Short task => Return all lines in the material below that contain "voluntary".

(Extracted records)

..........

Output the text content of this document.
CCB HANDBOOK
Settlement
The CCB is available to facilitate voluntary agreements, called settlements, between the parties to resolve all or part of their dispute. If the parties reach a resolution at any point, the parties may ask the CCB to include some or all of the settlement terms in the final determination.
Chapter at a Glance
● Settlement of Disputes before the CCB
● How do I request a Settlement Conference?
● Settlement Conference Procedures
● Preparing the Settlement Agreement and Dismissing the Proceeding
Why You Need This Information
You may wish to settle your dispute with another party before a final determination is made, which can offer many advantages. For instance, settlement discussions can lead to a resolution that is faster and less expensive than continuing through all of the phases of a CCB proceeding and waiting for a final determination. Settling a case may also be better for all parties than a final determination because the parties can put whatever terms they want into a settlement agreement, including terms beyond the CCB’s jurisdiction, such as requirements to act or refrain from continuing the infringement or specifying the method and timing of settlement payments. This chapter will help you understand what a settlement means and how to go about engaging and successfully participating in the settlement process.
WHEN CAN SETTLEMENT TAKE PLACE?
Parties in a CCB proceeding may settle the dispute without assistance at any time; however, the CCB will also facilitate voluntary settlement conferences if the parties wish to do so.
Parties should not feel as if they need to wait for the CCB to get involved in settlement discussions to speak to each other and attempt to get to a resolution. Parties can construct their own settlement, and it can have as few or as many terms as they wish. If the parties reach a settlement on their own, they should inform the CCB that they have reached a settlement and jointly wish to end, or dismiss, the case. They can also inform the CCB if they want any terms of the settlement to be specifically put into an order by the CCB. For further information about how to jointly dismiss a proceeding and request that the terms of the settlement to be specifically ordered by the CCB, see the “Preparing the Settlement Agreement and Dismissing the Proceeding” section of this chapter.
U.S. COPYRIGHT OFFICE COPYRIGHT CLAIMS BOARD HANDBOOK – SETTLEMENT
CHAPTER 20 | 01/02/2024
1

..........

Solved exercise =>
The CCB is available to facilitate voluntary agreements, called settlements, between the parties to resolve all or part of their dispute. If the parties reach a resolution at any point, the parties may ask the CCB to include some or all of the settlement terms in the final determination.
Parties in a CCB proceeding may settle the dispute without assistance at any time; however, the CCB will also facilitate voluntary settlement conferences if the parties wish to do so.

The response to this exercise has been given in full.